Written task:
Extract all lines from the data beneath that include the word "screenshot".
Begin Data for the task
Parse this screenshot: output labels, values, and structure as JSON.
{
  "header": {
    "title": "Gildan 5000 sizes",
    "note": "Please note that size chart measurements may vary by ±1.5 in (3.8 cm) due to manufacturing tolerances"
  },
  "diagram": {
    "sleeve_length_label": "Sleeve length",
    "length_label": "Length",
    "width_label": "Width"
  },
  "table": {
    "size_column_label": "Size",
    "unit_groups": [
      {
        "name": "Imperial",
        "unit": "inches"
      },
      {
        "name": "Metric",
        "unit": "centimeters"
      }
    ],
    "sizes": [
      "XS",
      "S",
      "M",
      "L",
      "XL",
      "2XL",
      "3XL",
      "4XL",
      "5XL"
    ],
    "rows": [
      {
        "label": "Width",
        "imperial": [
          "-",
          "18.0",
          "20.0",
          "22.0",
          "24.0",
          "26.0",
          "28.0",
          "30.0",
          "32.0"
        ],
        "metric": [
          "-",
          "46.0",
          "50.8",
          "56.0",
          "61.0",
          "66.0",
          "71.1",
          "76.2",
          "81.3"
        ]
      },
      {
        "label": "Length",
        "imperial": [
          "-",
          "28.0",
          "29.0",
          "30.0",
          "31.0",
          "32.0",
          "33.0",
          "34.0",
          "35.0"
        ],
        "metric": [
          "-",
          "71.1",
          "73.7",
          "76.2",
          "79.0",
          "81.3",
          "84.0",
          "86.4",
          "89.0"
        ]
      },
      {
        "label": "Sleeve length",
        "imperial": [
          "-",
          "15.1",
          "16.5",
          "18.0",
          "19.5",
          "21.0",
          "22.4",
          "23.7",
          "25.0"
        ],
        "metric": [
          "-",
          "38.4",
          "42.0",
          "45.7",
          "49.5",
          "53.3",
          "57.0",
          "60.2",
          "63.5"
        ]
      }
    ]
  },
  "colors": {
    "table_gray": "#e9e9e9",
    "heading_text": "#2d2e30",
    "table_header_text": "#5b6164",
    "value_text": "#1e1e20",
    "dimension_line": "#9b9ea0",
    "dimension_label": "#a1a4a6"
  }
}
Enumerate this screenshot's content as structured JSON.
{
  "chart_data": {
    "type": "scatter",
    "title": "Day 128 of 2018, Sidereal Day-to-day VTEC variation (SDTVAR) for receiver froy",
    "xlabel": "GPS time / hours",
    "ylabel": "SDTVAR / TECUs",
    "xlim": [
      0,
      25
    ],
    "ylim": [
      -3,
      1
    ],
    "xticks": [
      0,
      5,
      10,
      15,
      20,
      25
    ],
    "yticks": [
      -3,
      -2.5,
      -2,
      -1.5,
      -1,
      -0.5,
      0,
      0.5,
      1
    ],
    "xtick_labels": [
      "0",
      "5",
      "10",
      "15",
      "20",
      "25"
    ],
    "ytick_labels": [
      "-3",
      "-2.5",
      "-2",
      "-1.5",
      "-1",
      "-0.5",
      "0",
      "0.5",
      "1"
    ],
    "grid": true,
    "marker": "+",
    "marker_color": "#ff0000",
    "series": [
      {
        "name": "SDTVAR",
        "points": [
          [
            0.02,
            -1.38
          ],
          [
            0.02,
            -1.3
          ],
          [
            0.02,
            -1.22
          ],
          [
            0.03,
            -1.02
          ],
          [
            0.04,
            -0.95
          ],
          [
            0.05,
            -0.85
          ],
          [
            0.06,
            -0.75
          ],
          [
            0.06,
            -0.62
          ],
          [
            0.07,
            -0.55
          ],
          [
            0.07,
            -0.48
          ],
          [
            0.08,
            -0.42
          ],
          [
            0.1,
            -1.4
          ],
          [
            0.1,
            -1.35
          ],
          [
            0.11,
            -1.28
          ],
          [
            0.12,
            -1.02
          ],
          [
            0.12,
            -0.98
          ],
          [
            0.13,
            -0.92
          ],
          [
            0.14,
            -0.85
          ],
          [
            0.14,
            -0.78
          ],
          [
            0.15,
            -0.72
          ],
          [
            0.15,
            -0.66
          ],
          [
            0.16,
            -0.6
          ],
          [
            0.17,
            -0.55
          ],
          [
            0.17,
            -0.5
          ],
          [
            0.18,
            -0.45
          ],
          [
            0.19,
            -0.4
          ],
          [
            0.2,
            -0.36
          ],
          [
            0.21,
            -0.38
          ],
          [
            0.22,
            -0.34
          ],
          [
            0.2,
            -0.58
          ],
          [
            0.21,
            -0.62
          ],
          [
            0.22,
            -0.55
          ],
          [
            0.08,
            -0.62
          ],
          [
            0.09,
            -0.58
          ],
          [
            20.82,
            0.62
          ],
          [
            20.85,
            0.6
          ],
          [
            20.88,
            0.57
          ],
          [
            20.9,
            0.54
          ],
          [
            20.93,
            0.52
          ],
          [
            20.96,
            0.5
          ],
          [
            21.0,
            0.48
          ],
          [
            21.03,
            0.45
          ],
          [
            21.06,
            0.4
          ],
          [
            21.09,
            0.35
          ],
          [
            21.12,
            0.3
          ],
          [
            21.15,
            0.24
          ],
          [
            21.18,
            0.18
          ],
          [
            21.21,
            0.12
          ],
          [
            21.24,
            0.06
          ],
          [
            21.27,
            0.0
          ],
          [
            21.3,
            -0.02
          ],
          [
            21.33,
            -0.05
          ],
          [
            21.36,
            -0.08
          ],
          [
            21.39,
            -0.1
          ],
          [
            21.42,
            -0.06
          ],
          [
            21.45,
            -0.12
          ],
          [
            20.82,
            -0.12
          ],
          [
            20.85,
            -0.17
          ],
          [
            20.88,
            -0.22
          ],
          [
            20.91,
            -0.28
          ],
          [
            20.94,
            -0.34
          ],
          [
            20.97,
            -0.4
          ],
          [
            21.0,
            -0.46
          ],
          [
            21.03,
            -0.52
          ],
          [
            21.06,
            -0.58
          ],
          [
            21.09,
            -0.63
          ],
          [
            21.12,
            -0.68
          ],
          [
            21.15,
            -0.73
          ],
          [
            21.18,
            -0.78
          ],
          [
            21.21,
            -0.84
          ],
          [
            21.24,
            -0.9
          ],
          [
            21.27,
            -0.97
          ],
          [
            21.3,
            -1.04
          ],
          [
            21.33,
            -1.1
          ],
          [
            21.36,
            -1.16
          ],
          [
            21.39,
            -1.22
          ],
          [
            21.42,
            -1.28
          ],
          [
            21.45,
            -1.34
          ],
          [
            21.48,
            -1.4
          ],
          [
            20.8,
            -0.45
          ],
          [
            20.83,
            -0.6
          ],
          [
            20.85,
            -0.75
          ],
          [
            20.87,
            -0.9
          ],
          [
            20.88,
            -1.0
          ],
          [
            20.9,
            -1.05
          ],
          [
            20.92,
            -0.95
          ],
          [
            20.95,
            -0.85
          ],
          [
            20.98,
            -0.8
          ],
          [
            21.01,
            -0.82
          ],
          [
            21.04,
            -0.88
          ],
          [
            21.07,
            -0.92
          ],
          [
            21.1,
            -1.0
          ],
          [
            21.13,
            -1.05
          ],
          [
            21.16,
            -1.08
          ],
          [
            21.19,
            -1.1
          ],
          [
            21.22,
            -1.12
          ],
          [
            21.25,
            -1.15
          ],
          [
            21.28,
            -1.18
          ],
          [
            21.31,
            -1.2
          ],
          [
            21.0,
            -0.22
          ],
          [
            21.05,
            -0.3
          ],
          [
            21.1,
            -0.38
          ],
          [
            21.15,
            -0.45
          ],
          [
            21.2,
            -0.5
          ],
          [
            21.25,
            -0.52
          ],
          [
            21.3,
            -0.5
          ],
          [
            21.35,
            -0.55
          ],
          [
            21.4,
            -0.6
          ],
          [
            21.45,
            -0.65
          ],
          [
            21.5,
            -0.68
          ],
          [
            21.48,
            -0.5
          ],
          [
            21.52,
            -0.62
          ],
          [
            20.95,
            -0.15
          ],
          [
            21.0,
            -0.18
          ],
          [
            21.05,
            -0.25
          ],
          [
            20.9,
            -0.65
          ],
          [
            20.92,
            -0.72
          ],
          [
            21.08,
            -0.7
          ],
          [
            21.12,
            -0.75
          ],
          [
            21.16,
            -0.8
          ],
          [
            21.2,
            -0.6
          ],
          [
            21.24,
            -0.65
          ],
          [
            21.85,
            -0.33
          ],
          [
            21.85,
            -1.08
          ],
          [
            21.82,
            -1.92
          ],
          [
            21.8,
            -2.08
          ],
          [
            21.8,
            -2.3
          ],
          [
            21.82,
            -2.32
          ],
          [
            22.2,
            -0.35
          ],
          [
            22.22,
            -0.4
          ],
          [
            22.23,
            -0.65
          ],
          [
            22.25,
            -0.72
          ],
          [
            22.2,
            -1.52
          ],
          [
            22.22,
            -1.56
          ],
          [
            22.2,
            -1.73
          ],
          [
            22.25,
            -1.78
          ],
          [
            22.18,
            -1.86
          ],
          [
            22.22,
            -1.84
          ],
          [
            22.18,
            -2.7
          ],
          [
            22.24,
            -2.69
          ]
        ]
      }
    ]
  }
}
End Data for the task
Correct response:
Parse this screenshot: output labels, values, and structure as JSON.
Enumerate this screenshot's content as structured JSON.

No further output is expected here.